Document section
[start]

Filed: 30 Sep 20, 5:21pm

 

UNITED STATES

SECURITIES AND EXCHANGE COMMISSION

WASHINGTON, D.C. 20549

FORM 8-K

CURRENT REPORT PURSUANT

TO SECTION 13 OR 15(d) OF THE

SECURITIES EXCHANGE ACT OF 1934

Date of report (Date of earliest event reported): September 30, 2020

 

L Brands, Inc.

(Exact Name of Registrant

as Specified in Its Charter)

 

Delaware

(State or Other Jurisdiction of

Incorporation)

1-834431-1029810
(Commission File Number)(IRS Employer Identification No.)

 

Three Limited Parkway

Columbus, OH

43230
(Address of Principal Executive Offices)(Zip Code)

 

(614) 415-7000

(Registrant’s Telephone Number, Including Area Code)

 

Not Applicable

(Former Name or Former Address, if Changed Since Last Report)

 

Check the appropriate box below if the Form 8-K filing is intended to simultaneously satisfy the filing obligation of the registrant under any of the following provisions:

Written communications pursuant to Rule 425 under the Securities Act (17 CFR 230.425)

Soliciting material pursuant to Rule 14a-12 under the Exchange Act (17 CFR 240.14a-12)

Pre-commencement communications pursuant to Rule 14d-2(b) under the Exchange Act (17 CFR 240.14d-2(b))

Pre-commencement communications pursuant to Rule 13e-4(c) under the Exchange Act (17 CFR 240.13e-4(c))

 

Securities registered pursuant to Section 12(b) of the Act:

 

Title of each class Trading Symbol(s) Name of each exchange on which registered
Common Stock, $0.50 Par Value LB The New York Stock Exchange

 

Indicate by check mark whether the registrant is an emerging growth company as defined in Rule 405 of the Securities Act of 1933 (§230.405 of this chapter) or Rule 12b-2 of the Securities Exchange Act of 1934 (§240.12b-2 of this chapter).

 

Emerging growth company

 

If an emerging growth company, indicate by check mark if the registrant has elected not to use the extended transition period for complying with any new or revised financial accounting standards provided pursuant to Section 13(a) of the Exchange Act.

[end]

Exercise inputs
[start]

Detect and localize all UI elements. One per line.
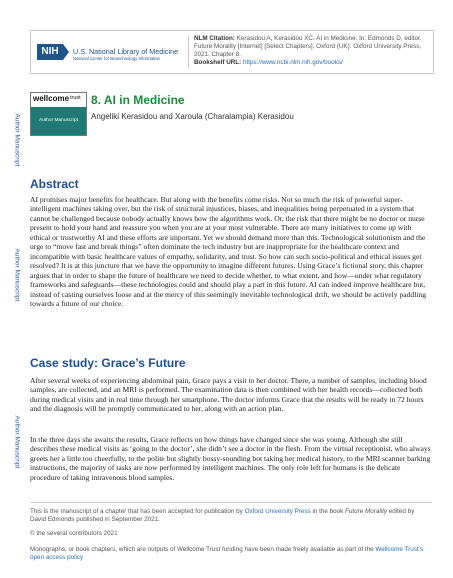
nlm-citation-box [30,30,434,74]
citation-label: NLM Citation: [194,35,235,42]
chapter-title: 8. AI in Medicine [91,93,185,107]
publisher-link[interactable]: Oxford University Press [244,508,311,515]
open-access-policy-link[interactable]: Wellcome Trust’s open access policy [30,546,424,562]
author-manuscript-side-label: Author Manuscript [13,113,21,167]
nlm-logo-subtitle: National Center for Biotechnology Information [73,56,160,61]
case-study-heading: Case study: Grace’s Future [30,356,186,370]
bookshelf-url-link[interactable]: https://www.ncbi.nlm.nih.gov/books/ [242,59,343,66]
open-access-note [30,546,432,563]
abstract-text: AI promises major benefits for healthcare. But along with the benefits come risks. Not so much the risk of powerful super-intelligent machines taking over, but the risk of structural injustices, biases, and inequalities being perpetuated in a system that cannot be challenged because nobody actually knows how the algorithms work. Or, the risk that there might be no doctor or nurse present to hold your hand and reassure you when you are at your most vulnerable. There are many initiatives to come up with ethical or trustworthy AI and these efforts are important. Yet we should demand more than this. Technological solutionism and the urge to “move fast and break things” often dominate the tech industry but are inappropriate for the healthcare context and incompatible with basic healthcare values of empathy, solidarity, and trust. So how can such socio-political and ethical issues get resolved? It is at this juncture that we have the opportunity to imagine different futures. Using Grace’s fictional story, this chapter argues that in order to shape the future of healthcare we need to decide whether, to what extent, and how—under what regulatory frameworks and safeguards—these technologies could and should play a part in this future. AI can indeed improve healthcare but, instead of casting ourselves loose and at the mercy of this seemingly inevitable technological drift, we should be actively paddling towards a future of our choice. [30,195,427,308]
author-manuscript-panel: Author Manuscript [31,107,86,135]
bookshelf-label: Bookshelf URL: [194,59,242,66]
manuscript-note-text: This is the manuscript of a chapter that has been accepted for publication by [30,508,245,515]
citation-text: Kerasidou A, Kerasidou XC. AI in Medicine. In: Edmonds D, editor. Future Morality [Internet] [Select Chapters]. Oxford (UK): Oxford University Press; 2021. Chapter 8. [194,35,422,58]
abstract-heading: Abstract [30,177,79,191]
case-study-paragraph: After several weeks of experiencing abdominal pain, Grace pays a visit to her doctor. There, a number of samples, including blood samples, are collected, and an MRI is performed. The examination data is then combined with her health records—collected both during medical visits and in real time through her smartphone. The doctor informs Grace that the results will be ready in 72 hours and the diagnosis will be promptly communicated to her, along with an action plan. [30,376,427,414]
manuscript-note-text: edited by David Edmonds published in September 2021. [30,508,415,524]
nih-logo-arrow-icon [63,44,69,60]
wellcome-logo-suffix: trust [70,95,81,101]
nih-logo-icon: NIH [37,44,63,60]
author-manuscript-side-label: Author Manuscript [13,248,21,302]
wellcome-trust-logo [31,93,86,107]
nlm-divider [188,36,189,68]
manuscript-note-text: in the book [310,508,346,515]
open-access-text: Monographs, or book chapters, which are outputs of Wellcome Trust funding have been made freely available as part of the [30,546,376,553]
wellcome-trust-badge [30,92,87,136]
case-study-paragraph: In the three days she awaits the results, Grace reflects on how things have changed since she was young. Although she still describes these medical visits as ‘going to the doctor’, she didn’t see a doctor in the flesh. From the virtual receptionist, who always greets her a little too cheerfully, to the polite but slightly bossy-sounding bot taking her medical history, to the MRI scanner barking instructions, the majority of tasks are now performed by intelligent machines. The only role left for humans is the delicate procedure of taking intravenous blood samples. [30,435,431,482]
citation-block [194,35,430,67]
book-title: Future Morality [345,508,388,515]
author-manuscript-side-label: Author Manuscript [13,415,21,469]
wellcome-logo-word: wellcome [33,94,70,103]
copyright-note: © the several contributors 2021 [30,530,118,537]
chapter-authors: Angeliki Kerasidou and Xaroula (Charalampia) Kerasidou [91,112,294,121]
nlm-logo-name: U.S. National Library of Medicine [73,47,179,56]
manuscript-note [30,508,432,525]
footer-divider [30,502,432,503]
nlm-logo [37,39,184,65]
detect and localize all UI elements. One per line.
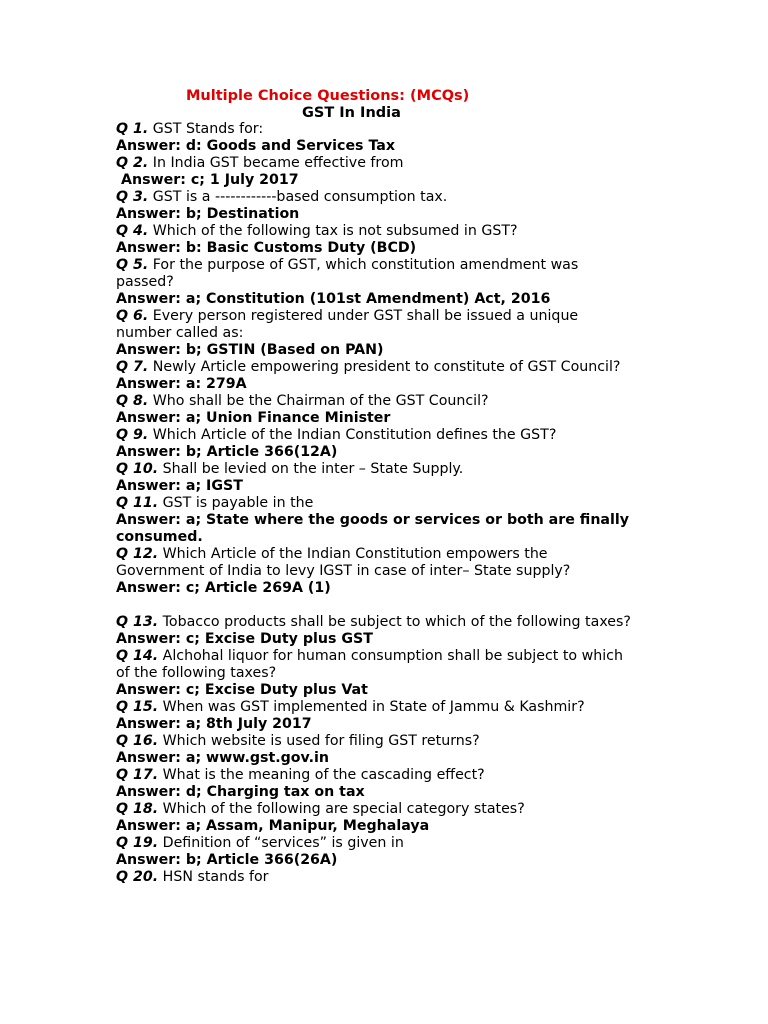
question-16 xyxy=(116,733,631,750)
answer-8: Answer: a; Union Finance Minister xyxy=(116,410,391,426)
question-number: Q 10. xyxy=(116,461,159,477)
question-number: Q 9. xyxy=(116,427,149,443)
question-number: Q 2. xyxy=(116,155,149,171)
answer-12: Answer: c; Article 269A (1) xyxy=(116,580,331,596)
answer-19: Answer: b; Article 366(26A) xyxy=(116,852,338,868)
page-subtitle: GST In India xyxy=(302,105,401,121)
question-number: Q 12. xyxy=(116,546,159,562)
question-text: GST is a ------------based consumption tax. xyxy=(152,189,448,205)
answer-18: Answer: a; Assam, Manipur, Meghalaya xyxy=(116,818,430,834)
question-text: What is the meaning of the cascading effect? xyxy=(162,767,485,783)
answer-4: Answer: b: Basic Customs Duty (BCD) xyxy=(116,240,417,256)
question-text: Who shall be the Chairman of the GST Council? xyxy=(152,393,489,409)
question-number: Q 16. xyxy=(116,733,159,749)
question-text: Which Article of the Indian Constitution empowers the Government of India to levy IGST in case of inter– State supply? xyxy=(116,546,571,579)
answer-15: Answer: a; 8th July 2017 xyxy=(116,716,312,732)
question-number: Q 15. xyxy=(116,699,159,715)
question-10 xyxy=(116,461,631,478)
question-number: Q 14. xyxy=(116,648,159,664)
question-text: Which Article of the Indian Constitution defines the GST? xyxy=(152,427,557,443)
answer-9: Answer: b; Article 366(12A) xyxy=(116,444,338,460)
question-14 xyxy=(116,648,631,682)
answer-11: Answer: a; State where the goods or services or both are finally consumed. xyxy=(116,512,629,545)
question-text: Which of the following tax is not subsumed in GST? xyxy=(152,223,518,239)
question-text: Which of the following are special category states? xyxy=(162,801,525,817)
question-number: Q 13. xyxy=(116,614,159,630)
question-number: Q 6. xyxy=(116,308,149,324)
question-9 xyxy=(116,427,631,444)
answer-7: Answer: a: 279A xyxy=(116,376,247,392)
question-3 xyxy=(116,189,631,206)
answer-16: Answer: a; www.gst.gov.in xyxy=(116,750,329,766)
answer-14: Answer: c; Excise Duty plus Vat xyxy=(116,682,368,698)
question-text: HSN stands for xyxy=(162,869,269,885)
question-11 xyxy=(116,495,631,512)
question-number: Q 17. xyxy=(116,767,159,783)
answer-13: Answer: c; Excise Duty plus GST xyxy=(116,631,373,647)
question-19 xyxy=(116,835,631,852)
question-7 xyxy=(116,359,631,376)
question-1 xyxy=(116,121,631,138)
question-2 xyxy=(116,155,631,172)
answer-2: Answer: c; 1 July 2017 xyxy=(121,172,299,188)
question-number: Q 20. xyxy=(116,869,159,885)
question-text: In India GST became effective from xyxy=(152,155,404,171)
question-text: Which website is used for filing GST returns? xyxy=(162,733,480,749)
question-15 xyxy=(116,699,631,716)
question-text: Every person registered under GST shall be issued a unique number called as: xyxy=(116,308,579,341)
question-6 xyxy=(116,308,631,342)
qa-list xyxy=(116,121,631,886)
question-text: Tobacco products shall be subject to which of the following taxes? xyxy=(162,614,631,630)
answer-6: Answer: b; GSTIN (Based on PAN) xyxy=(116,342,384,358)
question-number: Q 1. xyxy=(116,121,149,137)
question-number: Q 19. xyxy=(116,835,159,851)
question-number: Q 5. xyxy=(116,257,149,273)
question-4 xyxy=(116,223,631,240)
question-text: Newly Article empowering president to constitute of GST Council? xyxy=(152,359,621,375)
question-text: Shall be levied on the inter – State Supply. xyxy=(162,461,464,477)
question-17 xyxy=(116,767,631,784)
question-number: Q 8. xyxy=(116,393,149,409)
question-8 xyxy=(116,393,631,410)
page-title: Multiple Choice Questions: (MCQs) xyxy=(186,88,470,104)
question-number: Q 4. xyxy=(116,223,149,239)
blank-line xyxy=(116,597,631,614)
question-20 xyxy=(116,869,631,886)
question-18 xyxy=(116,801,631,818)
answer-5: Answer: a; Constitution (101st Amendment) Act, 2016 xyxy=(116,291,551,307)
question-text: For the purpose of GST, which constitution amendment was passed? xyxy=(116,257,579,290)
question-text: Definition of “services” is given in xyxy=(162,835,404,851)
question-text: GST is payable in the xyxy=(162,495,314,511)
question-5 xyxy=(116,257,631,291)
answer-17: Answer: d; Charging tax on tax xyxy=(116,784,365,800)
question-number: Q 18. xyxy=(116,801,159,817)
question-number: Q 7. xyxy=(116,359,149,375)
question-text: Alchohal liquor for human consumption shall be subject to which of the following taxes? xyxy=(116,648,623,681)
question-text: GST Stands for: xyxy=(152,121,264,137)
question-number: Q 3. xyxy=(116,189,149,205)
question-13 xyxy=(116,614,631,631)
question-text: When was GST implemented in State of Jammu & Kashmir? xyxy=(162,699,585,715)
answer-10: Answer: a; IGST xyxy=(116,478,243,494)
question-number: Q 11. xyxy=(116,495,159,511)
answer-1: Answer: d: Goods and Services Tax xyxy=(116,138,396,154)
question-12 xyxy=(116,546,631,580)
answer-3: Answer: b; Destination xyxy=(116,206,300,222)
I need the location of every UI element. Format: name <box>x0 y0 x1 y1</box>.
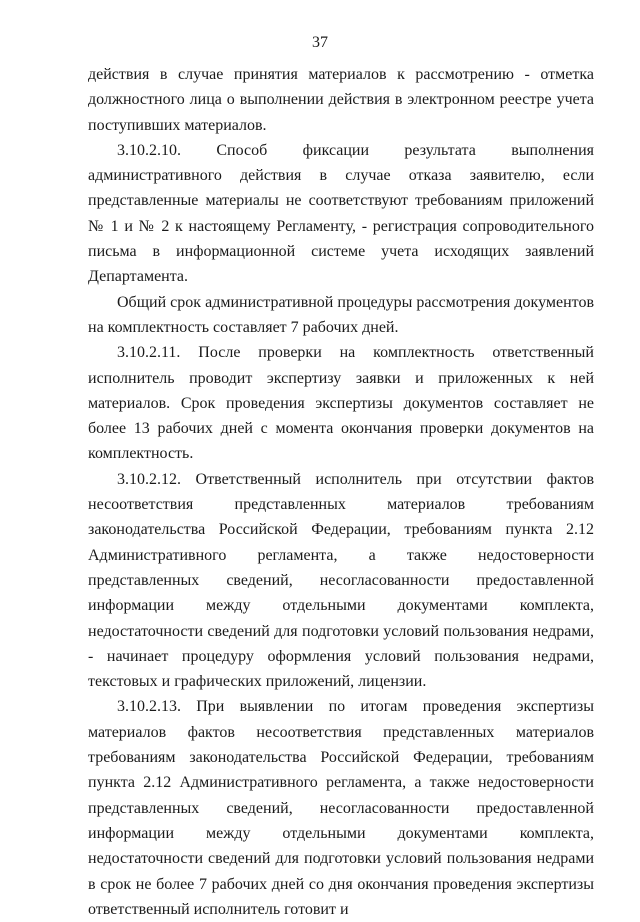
paragraph-total-term: Общий срок административной процедуры рассмотрения документов на комплектность составляет 7 рабочих дней. <box>88 293 594 336</box>
paragraph-3-10-2-10: 3.10.2.10. Способ фиксации результата выполнения административного действия в случае отказа заявителю, если представленные материалы не соответствуют требованиям приложений № 1 и № 2 к настоящему Регламенту, - регистрация сопроводительного письма в информационной системе учета исходящих заявлений Департамента. <box>88 141 594 286</box>
paragraph-3-10-2-13: 3.10.2.13. При выявлении по итогам проведения экспертизы материалов фактов несоответствия представленных материалов требованиям законодательства Российской Федерации, требованиям пункта 2.12 Административного регламента, а также недостоверности представленных сведений, несогласованности предоставленной информации между отдельными документами комплекта, недостаточности сведений для подготовки условий пользования недрами в срок не более 7 рабочих дней со дня окончания проведения экспертизы ответственный исполнитель готовит и <box>88 698 594 918</box>
page-number: 37 <box>312 34 328 51</box>
paragraph-3-10-2-11: 3.10.2.11. После проверки на комплектность ответственный исполнитель проводит экспертизу заявки и приложенных к ней материалов. Срок проведения экспертизы документов составляет не более 13 рабочих дней с момента окончания проверки документов на комплектность. <box>88 344 594 463</box>
paragraph-3-10-2-12: 3.10.2.12. Ответственный исполнитель при отсутствии фактов несоответствия представленных материалов требованиям законодательства Российской Федерации, требованиям пункта 2.12 Административного регламента, а также недостоверности представленных сведений, несогласованности предоставленной информации между отдельными документами комплекта, недостаточности сведений для подготовки условий пользования недрами, - начинает процедуру оформления условий пользования недрами, текстовых и графических приложений, лицензии. <box>88 470 594 691</box>
paragraph-continuation: действия в случае принятия материалов к рассмотрению - отметка должностного лица о выполнении действия в электронном реестре учета поступивших материалов. <box>88 66 594 134</box>
document-body <box>88 62 594 922</box>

[end]

Tasks to complete
1 - In the entries, copy out word for word the part that opens with the line containing "question-16 xyxy=(116,733,631,750)" and closes with the line containing "question-number: Q 6. xyxy=(116,308,149,324)".
2 - Continue the Form 8-K filing from where it stops.

Responses per task
1 -
question-16 xyxy=(116,733,631,750)
answer-8: Answer: a; Union Finance Minister xyxy=(116,410,391,426)
question-number: Q 10. xyxy=(116,461,159,477)
question-number: Q 9. xyxy=(116,427,149,443)
question-number: Q 2. xyxy=(116,155,149,171)
answer-12: Answer: c; Article 269A (1) xyxy=(116,580,331,596)
answer-19: Answer: b; Article 366(26A) xyxy=(116,852,338,868)
page-subtitle: GST In India xyxy=(302,105,401,121)
question-number: Q 12. xyxy=(116,546,159,562)
question-text: GST is a ------------based consumption tax. xyxy=(152,189,448,205)
answer-18: Answer: a; Assam, Manipur, Meghalaya xyxy=(116,818,430,834)
question-text: What is the meaning of the cascading effect? xyxy=(162,767,485,783)
answer-4: Answer: b: Basic Customs Duty (BCD) xyxy=(116,240,417,256)
question-text: Who shall be the Chairman of the GST Council? xyxy=(152,393,489,409)
question-number: Q 16. xyxy=(116,733,159,749)
question-text: Which Article of the Indian Constitution empowers the Government of India to levy IGST in case of inter– State supply? xyxy=(116,546,571,579)
answer-15: Answer: a; 8th July 2017 xyxy=(116,716,312,732)
question-number: Q 15. xyxy=(116,699,159,715)
question-10 xyxy=(116,461,631,478)
question-number: Q 14. xyxy=(116,648,159,664)
question-text: Which Article of the Indian Constitution defines the GST? xyxy=(152,427,557,443)
answer-9: Answer: b; Article 366(12A) xyxy=(116,444,338,460)
question-14 xyxy=(116,648,631,682)
answer-11: Answer: a; State where the goods or services or both are finally consumed. xyxy=(116,512,629,545)
question-text: Which of the following tax is not subsumed in GST? xyxy=(152,223,518,239)
question-text: Which of the following are special category states? xyxy=(162,801,525,817)
question-number: Q 13. xyxy=(116,614,159,630)
question-number: Q 6. xyxy=(116,308,149,324)

2 -
 

 

 

Item 1.01. Entry into a Material Definitive Agreement.

 

Item 2.03. Creation of a Direct Financial Obligation or an Obligation under an Off-Balance Sheet Arrangement of a Registrant.

 

Indenture relating to the 6.625% Senior Notes due 2030

 

On September 30, 2020, L Brands, Inc. (the “Company”) issued $1 billion aggregate principal amount of its previously announced 6.625% senior notes due 2030 (the “Notes”) pursuant to an Indenture, dated as of September 30, 2020, among the Company, the guarantors named therein and U.S. Bank National Association, as trustee (the “Indenture”). The Notes are guaranteed by certain of the Company’s domestic subsidiaries that guarantee, or are borrowers under, certain other material debt (the “Guarantors”).

 

The Notes and related guarantees are senior unsecured obligations of the Company and the Guarantors and (i) rank equally in right of payment with all of the Company’s and Guarantors’ existing and future senior unsubordinated debt, (ii) rank senior in right of payment to all of the Company’s future subordinated debt, if any, and (iii) are effectively subordinated to all secured debt of the Company and the Guarantors to the extent of the value of the assets securing such debt.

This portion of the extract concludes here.